--- Start of DATA ROWS ---
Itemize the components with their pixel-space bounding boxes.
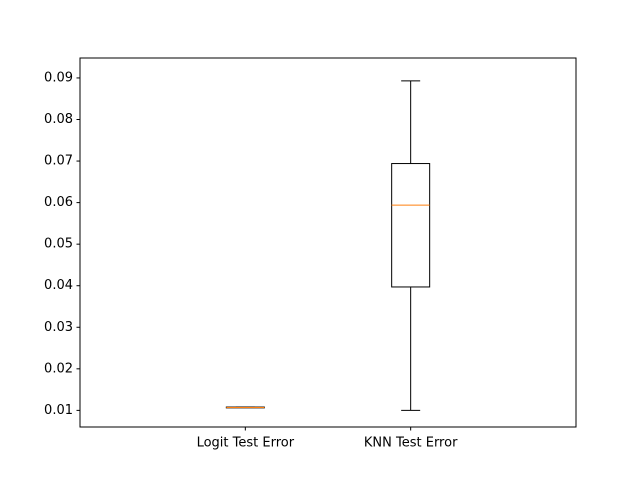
x-tick-label: KNN Test Error xyxy=(364,436,458,451)
y-axis: 0.01 0.02 0.03 0.04 0.05 0.06 0.07 0.08 0.09 xyxy=(44,70,80,418)
plot-area xyxy=(225,80,431,411)
y-tick-label: 0.05 xyxy=(44,237,73,252)
y-tick-label: 0.04 xyxy=(44,278,73,293)
y-tick-label: 0.02 xyxy=(44,361,73,376)
x-axis: Logit Test Error KNN Test Error xyxy=(197,427,458,451)
y-tick-label: 0.03 xyxy=(44,320,73,335)
y-tick-label: 0.06 xyxy=(44,195,73,210)
box-2 xyxy=(391,80,431,411)
y-tick-label: 0.01 xyxy=(44,403,73,418)
x-tick-label: Logit Test Error xyxy=(197,436,295,451)
y-tick-label: 0.07 xyxy=(44,154,73,169)
y-tick-label: 0.08 xyxy=(44,112,73,127)
box-body xyxy=(391,163,431,288)
y-tick-label: 0.09 xyxy=(44,70,73,85)
box-1 xyxy=(225,406,265,409)
axes-frame xyxy=(79,57,577,428)
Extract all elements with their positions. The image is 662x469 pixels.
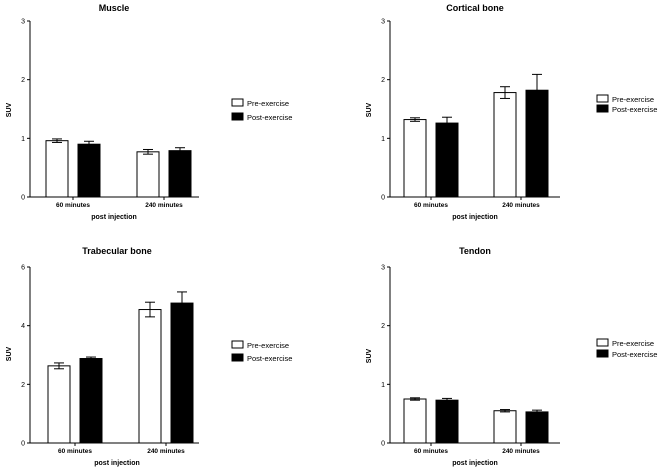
y-tick-label: 6 <box>21 265 25 272</box>
y-tick-label: 0 <box>21 195 25 202</box>
x-tick-label: 240 minutes <box>502 448 540 455</box>
x-axis-label: post injection <box>452 214 498 221</box>
plot-area: 0 1 2 3 60 minutes 240 minutes <box>381 19 560 209</box>
legend-label-pre: Pre-exercise <box>612 339 654 348</box>
bar-pre-exercise <box>493 410 517 444</box>
y-axis-label: SUV <box>366 348 373 363</box>
legend-label-post: Post-exercise <box>612 105 657 114</box>
legend-swatch-pre <box>596 94 609 103</box>
legend-label-pre: Pre-exercise <box>247 341 289 350</box>
y-tick-label: 2 <box>21 77 25 84</box>
y-axis-label: SUV <box>6 346 13 361</box>
panel-tendon: Tendon SUV post injection 0 1 2 3 60 minutes… <box>366 246 657 467</box>
y-tick-label: 4 <box>21 323 25 330</box>
legend: Pre-exercise Post-exercise <box>231 340 292 363</box>
legend-label-post: Post-exercise <box>247 113 292 122</box>
bar-pre-exercise <box>493 92 517 198</box>
legend-label-pre: Pre-exercise <box>612 95 654 104</box>
legend-label-post: Post-exercise <box>612 350 657 359</box>
x-tick-label: 60 minutes <box>58 448 92 455</box>
bar-pre-exercise <box>45 140 69 198</box>
bar-post-exercise <box>525 411 549 444</box>
legend-swatch-post <box>231 353 244 362</box>
y-tick-label: 0 <box>21 441 25 448</box>
y-tick-label: 1 <box>21 136 25 143</box>
y-tick-label: 3 <box>381 265 385 272</box>
x-tick-label: 240 minutes <box>145 202 183 209</box>
legend-swatch-post <box>596 349 609 358</box>
legend-swatch-pre <box>231 98 244 107</box>
x-tick-label: 240 minutes <box>147 448 185 455</box>
x-axis-label: post injection <box>91 214 137 221</box>
y-axis-label: SUV <box>6 102 13 117</box>
y-tick-label: 2 <box>381 323 385 330</box>
x-tick-label: 240 minutes <box>502 202 540 209</box>
x-tick-label: 60 minutes <box>414 202 448 209</box>
bar-post-exercise <box>77 143 101 198</box>
legend-swatch-post <box>231 112 244 121</box>
panel-muscle: Muscle SUV post injection 0 1 2 3 60 minutes… <box>6 3 292 221</box>
x-tick-label: 60 minutes <box>56 202 90 209</box>
y-tick-label: 2 <box>381 77 385 84</box>
bar-pre-exercise <box>403 398 427 444</box>
y-axis-label: SUV <box>366 102 373 117</box>
bar-pre-exercise <box>138 309 162 444</box>
panel-title: Muscle <box>99 3 130 13</box>
legend: Pre-exercise Post-exercise <box>596 338 657 359</box>
y-tick-label: 3 <box>21 19 25 26</box>
plot-area: 0 1 2 3 60 minutes 240 minutes <box>21 19 199 209</box>
legend-label-post: Post-exercise <box>247 354 292 363</box>
x-axis-label: post injection <box>452 460 498 467</box>
y-tick-label: 0 <box>381 441 385 448</box>
panel-trabecular-bone: Trabecular bone SUV post injection 0 2 4 6 6… <box>6 246 292 467</box>
bar-post-exercise <box>435 399 459 444</box>
legend-swatch-pre <box>596 338 609 347</box>
y-tick-label: 1 <box>381 136 385 143</box>
panel-cortical-bone: Cortical bone SUV post injection 0 1 2 3 60 … <box>366 3 657 221</box>
legend: Pre-exercise Post-exercise <box>231 98 292 122</box>
y-tick-label: 3 <box>381 19 385 26</box>
x-axis-label: post injection <box>94 460 140 467</box>
plot-area: 0 1 2 3 60 minutes 240 minutes <box>381 265 560 455</box>
bar-post-exercise <box>170 302 194 444</box>
legend: Pre-exercise Post-exercise <box>596 94 657 114</box>
y-tick-label: 0 <box>381 195 385 202</box>
legend-swatch-pre <box>231 340 244 349</box>
plot-area: 0 2 4 6 60 minutes 240 minutes <box>21 265 199 455</box>
legend-swatch-post <box>596 104 609 113</box>
bar-pre-exercise <box>403 119 427 198</box>
legend-label-pre: Pre-exercise <box>247 99 289 108</box>
bar-post-exercise <box>168 150 192 198</box>
bar-post-exercise <box>435 122 459 198</box>
y-tick-label: 2 <box>21 382 25 389</box>
panel-title: Trabecular bone <box>82 246 152 256</box>
panel-title: Tendon <box>459 246 491 256</box>
bar-pre-exercise <box>136 151 160 198</box>
bar-post-exercise <box>79 358 103 444</box>
y-tick-label: 1 <box>381 382 385 389</box>
bar-pre-exercise <box>47 365 71 444</box>
panel-title: Cortical bone <box>446 3 504 13</box>
x-tick-label: 60 minutes <box>414 448 448 455</box>
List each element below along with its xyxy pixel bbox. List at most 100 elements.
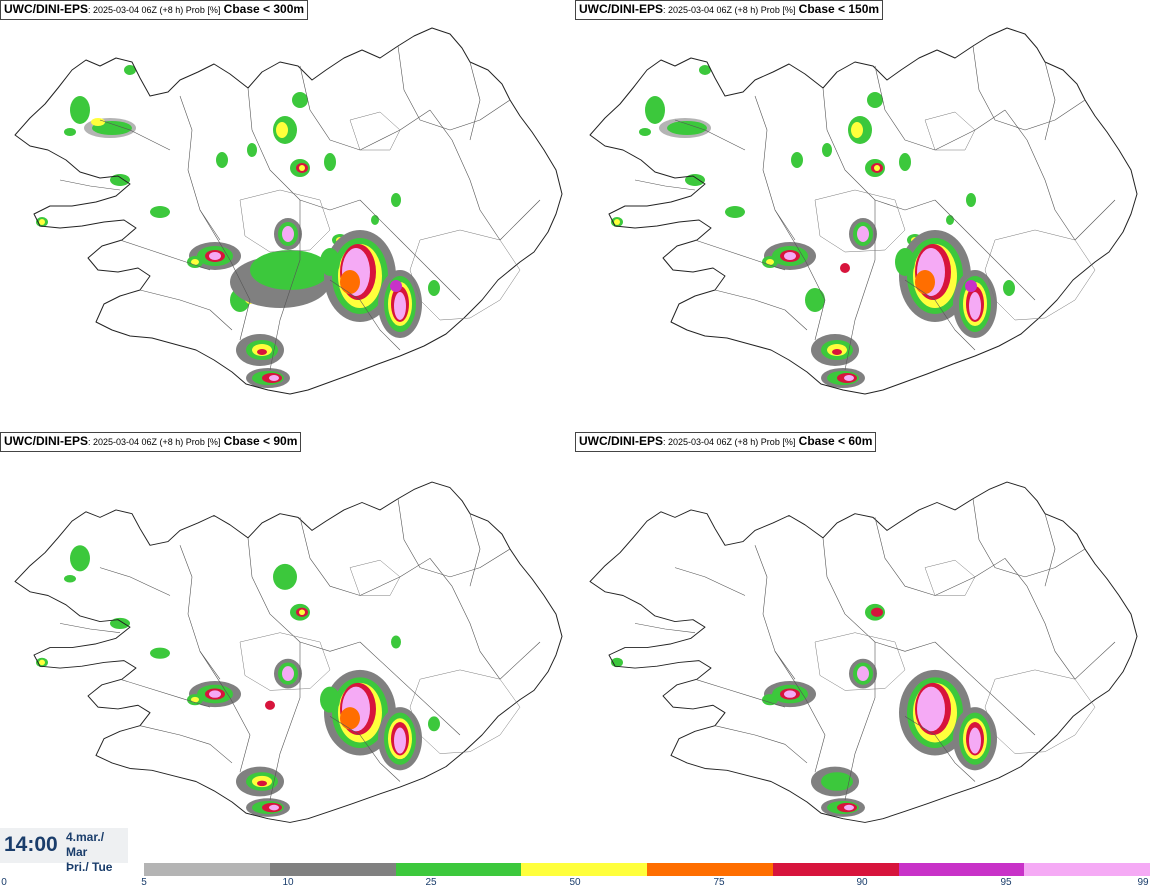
region-boundary [972, 45, 1086, 131]
glacier-outline [814, 189, 906, 253]
probability-area [340, 270, 360, 294]
region-boundary [1004, 558, 1076, 680]
probability-area [915, 270, 935, 294]
probability-area [895, 248, 915, 276]
probability-area [320, 686, 340, 713]
threshold-label: Cbase < 60m [798, 434, 873, 448]
region-boundary [99, 567, 171, 596]
probability-area [844, 375, 854, 381]
region-boundary [822, 537, 936, 652]
probability-area [394, 292, 406, 320]
region-boundary [634, 623, 696, 633]
region-boundary [139, 725, 233, 764]
probability-area [832, 349, 842, 355]
panel-title: UWC/DINI-EPS: 2025-03-04 06Z (+8 h) Prob… [0, 0, 309, 20]
probability-area [840, 263, 850, 273]
region-boundary [179, 545, 221, 680]
region-boundary [329, 716, 401, 782]
region-boundary [299, 517, 431, 596]
probability-area [257, 349, 267, 355]
probability-area [857, 226, 869, 242]
probability-area [269, 804, 279, 811]
valid-time-box: 14:00 4.mar./ Mar Þri./ Tue [0, 828, 128, 874]
probability-area [784, 252, 796, 260]
region-boundary [59, 179, 121, 191]
valid-date-line2: Þri./ Tue [66, 860, 113, 874]
probability-area [320, 248, 340, 276]
probability-area [917, 686, 945, 732]
region-boundary [139, 289, 233, 331]
run-info-label: : 2025-03-04 06Z (+8 h) Prob [%] [663, 437, 796, 447]
valid-time: 14:00 [4, 833, 58, 856]
map-panel-60m: UWC/DINI-EPS: 2025-03-04 06Z (+8 h) Prob… [575, 432, 1150, 862]
probability-area [292, 92, 308, 108]
probability-area [645, 96, 665, 124]
region-boundary [774, 209, 826, 341]
probability-area [784, 690, 796, 698]
probability-area [391, 635, 401, 649]
probability-area [946, 215, 954, 225]
probability-area [614, 219, 620, 225]
region-boundary [1044, 513, 1056, 587]
probability-area [391, 193, 401, 207]
probability-area [851, 122, 863, 138]
run-info-label: : 2025-03-04 06Z (+8 h) Prob [%] [663, 5, 796, 15]
region-boundary [329, 279, 401, 351]
iceland-map [589, 481, 1138, 823]
colorbar-segment [772, 863, 899, 876]
probability-area [282, 226, 294, 242]
glacier-outline [814, 632, 906, 691]
probability-area [394, 727, 406, 754]
region-boundary [674, 567, 746, 596]
region-boundary [874, 65, 1006, 151]
coastline [589, 481, 1138, 823]
probability-area [340, 707, 360, 730]
probability-area [969, 727, 981, 754]
probability-area [822, 143, 832, 157]
probability-area [969, 292, 981, 320]
probability-area [371, 215, 379, 225]
probability-area [191, 259, 199, 265]
probability-area [191, 696, 199, 703]
colorbar-tick-label: 95 [1000, 877, 1012, 888]
map-panel-90m: UWC/DINI-EPS: 2025-03-04 06Z (+8 h) Prob… [0, 432, 575, 862]
colorbar-segment [647, 863, 773, 876]
probability-area [857, 666, 869, 682]
run-info-label: : 2025-03-04 06Z (+8 h) Prob [%] [88, 5, 221, 15]
region-boundary [714, 725, 808, 764]
probability-area [91, 118, 105, 126]
colorbar-tick-label: 5 [141, 877, 147, 888]
probability-area [276, 122, 288, 138]
region-boundary [119, 239, 211, 271]
map-panel-300m: UWC/DINI-EPS: 2025-03-04 06Z (+8 h) Prob… [0, 0, 575, 430]
glacier-outline [239, 189, 331, 253]
region-boundary [199, 209, 251, 341]
probability-area [39, 659, 45, 666]
threshold-label: Cbase < 300m [223, 2, 305, 16]
probability-area [966, 193, 976, 207]
region-boundary [269, 642, 301, 801]
valid-date: 4.mar./ Mar Þri./ Tue [66, 830, 128, 875]
probability-area [871, 607, 883, 617]
probability-area [250, 250, 330, 290]
region-boundary [694, 678, 786, 708]
region-boundary [634, 179, 696, 191]
probability-area [247, 143, 257, 157]
region-boundary [469, 61, 481, 141]
region-boundary [904, 716, 976, 782]
probability-area [821, 772, 853, 791]
probability-area [390, 280, 402, 292]
probability-area [209, 690, 221, 698]
probability-area [428, 280, 440, 296]
region-boundary [714, 289, 808, 331]
threshold-label: Cbase < 150m [798, 2, 880, 16]
probability-area [867, 92, 883, 108]
glacier-outline [239, 632, 331, 691]
glacier-outline [409, 669, 521, 754]
iceland-map [14, 481, 563, 823]
probability-area [39, 219, 45, 225]
probability-area [685, 174, 705, 186]
probability-area [428, 716, 440, 732]
region-boundary [499, 199, 541, 241]
region-boundary [844, 200, 876, 371]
--- End of DATA ROWS ---
**REQUEST**
Put the lines from the one that contains "region-boundary [972, 45, 1086, 131]" through the one that contains "probability-area [917, 686, 945, 732]" into a Markdown table with the columns Row and Line, numbering each row and leaving out any blank lines.

**RESULT OF THIS EXERCISE**
| Row | Line |
|---|---|
| 1 | region-boundary [972, 45, 1086, 131] |
| 2 | glacier-outline [814, 189, 906, 253] |
| 3 | probability-area [340, 270, 360, 294] |
| 4 | region-boundary [1004, 558, 1076, 680] |
| 5 | probability-area [915, 270, 935, 294] |
| 6 | probability-area [895, 248, 915, 276] |
| 7 | probability-area [320, 686, 340, 713] |
| 8 | threshold-label: Cbase < 60m [798, 434, 873, 448] |
| 9 | region-boundary [99, 567, 171, 596] |
| 10 | probability-area [844, 375, 854, 381] |
| 11 | region-boundary [822, 537, 936, 652] |
| 12 | probability-area [394, 292, 406, 320] |
| 13 | region-boundary [634, 623, 696, 633] |
| 14 | region-boundary [139, 725, 233, 764] |
| 15 | probability-area [832, 349, 842, 355] |
| 16 | panel-title: UWC/DINI-EPS: 2025-03-04 06Z (+8 h) Prob… [0, 0, 309, 20] |
| 17 | probability-area [840, 263, 850, 273] |
| 18 | region-boundary [179, 545, 221, 680] |
| 19 | region-boundary [329, 716, 401, 782] |
| 20 | region-boundary [299, 517, 431, 596] |
| 21 | probability-area [257, 349, 267, 355] |
| 22 | probability-area [857, 226, 869, 242] |
| 23 | probability-area [269, 804, 279, 811] |
| 24 | valid-time-box: 14:00 4.mar./ Mar Þri./ Tue [0, 828, 128, 874] |
| 25 | probability-area [784, 252, 796, 260] |
| 26 | region-boundary [59, 179, 121, 191] |
| 27 | valid-date-line2: Þri./ Tue [66, 860, 113, 874] |
| 28 | probability-area [320, 248, 340, 276] |
| 29 | probability-area [917, 686, 945, 732] |